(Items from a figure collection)
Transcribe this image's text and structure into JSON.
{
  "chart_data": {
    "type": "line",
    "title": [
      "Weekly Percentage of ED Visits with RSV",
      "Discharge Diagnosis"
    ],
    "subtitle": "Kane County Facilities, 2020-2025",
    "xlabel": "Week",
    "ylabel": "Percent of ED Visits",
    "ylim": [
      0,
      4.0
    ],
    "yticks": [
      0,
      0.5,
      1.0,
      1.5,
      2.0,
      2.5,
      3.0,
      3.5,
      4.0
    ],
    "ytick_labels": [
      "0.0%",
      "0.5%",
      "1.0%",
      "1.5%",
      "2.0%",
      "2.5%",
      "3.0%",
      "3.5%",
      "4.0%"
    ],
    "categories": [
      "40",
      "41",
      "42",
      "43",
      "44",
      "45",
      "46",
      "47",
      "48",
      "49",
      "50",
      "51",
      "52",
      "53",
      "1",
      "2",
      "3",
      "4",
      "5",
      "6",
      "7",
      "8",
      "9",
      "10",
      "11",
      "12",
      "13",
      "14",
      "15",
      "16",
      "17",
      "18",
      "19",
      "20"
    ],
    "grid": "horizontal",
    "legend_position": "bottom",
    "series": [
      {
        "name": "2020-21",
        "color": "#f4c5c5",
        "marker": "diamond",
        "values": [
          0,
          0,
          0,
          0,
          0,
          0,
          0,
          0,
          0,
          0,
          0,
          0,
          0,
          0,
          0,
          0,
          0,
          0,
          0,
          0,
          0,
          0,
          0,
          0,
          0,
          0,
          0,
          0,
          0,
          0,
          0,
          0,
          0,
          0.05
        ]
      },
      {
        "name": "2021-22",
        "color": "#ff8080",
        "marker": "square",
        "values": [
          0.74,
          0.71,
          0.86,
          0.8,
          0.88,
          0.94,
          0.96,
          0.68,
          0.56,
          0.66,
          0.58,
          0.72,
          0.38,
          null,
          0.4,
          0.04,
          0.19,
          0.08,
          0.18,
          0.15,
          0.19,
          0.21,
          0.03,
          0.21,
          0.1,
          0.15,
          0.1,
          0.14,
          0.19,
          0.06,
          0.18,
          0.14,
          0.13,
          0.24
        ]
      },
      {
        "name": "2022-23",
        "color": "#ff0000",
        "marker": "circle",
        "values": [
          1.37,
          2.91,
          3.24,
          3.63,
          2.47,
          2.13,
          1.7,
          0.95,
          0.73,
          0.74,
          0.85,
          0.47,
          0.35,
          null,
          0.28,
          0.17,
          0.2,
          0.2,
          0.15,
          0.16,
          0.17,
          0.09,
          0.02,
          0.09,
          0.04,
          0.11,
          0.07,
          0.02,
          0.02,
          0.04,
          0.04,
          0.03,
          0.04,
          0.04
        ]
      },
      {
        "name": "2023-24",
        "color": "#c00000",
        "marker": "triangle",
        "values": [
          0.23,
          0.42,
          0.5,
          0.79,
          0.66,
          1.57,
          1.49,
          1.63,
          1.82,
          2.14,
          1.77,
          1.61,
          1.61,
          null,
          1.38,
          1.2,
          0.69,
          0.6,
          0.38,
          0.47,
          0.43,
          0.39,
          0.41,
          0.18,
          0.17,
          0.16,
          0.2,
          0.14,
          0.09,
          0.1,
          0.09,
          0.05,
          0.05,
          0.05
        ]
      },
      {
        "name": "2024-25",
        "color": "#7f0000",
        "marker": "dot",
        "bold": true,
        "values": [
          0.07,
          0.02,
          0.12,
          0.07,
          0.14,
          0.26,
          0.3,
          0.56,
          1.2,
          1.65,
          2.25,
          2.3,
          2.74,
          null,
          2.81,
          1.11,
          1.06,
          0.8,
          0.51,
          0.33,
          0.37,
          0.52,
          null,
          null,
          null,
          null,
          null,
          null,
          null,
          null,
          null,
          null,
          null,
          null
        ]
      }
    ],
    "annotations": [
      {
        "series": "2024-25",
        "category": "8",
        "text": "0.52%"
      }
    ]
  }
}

▶ **Problem description**
Scan the lines above for "marker", then copy every one that has it.

▶ **Solution below**
        "marker": "diamond",
        "marker": "square",
        "marker": "circle",
        "marker": "triangle",
        "marker": "dot",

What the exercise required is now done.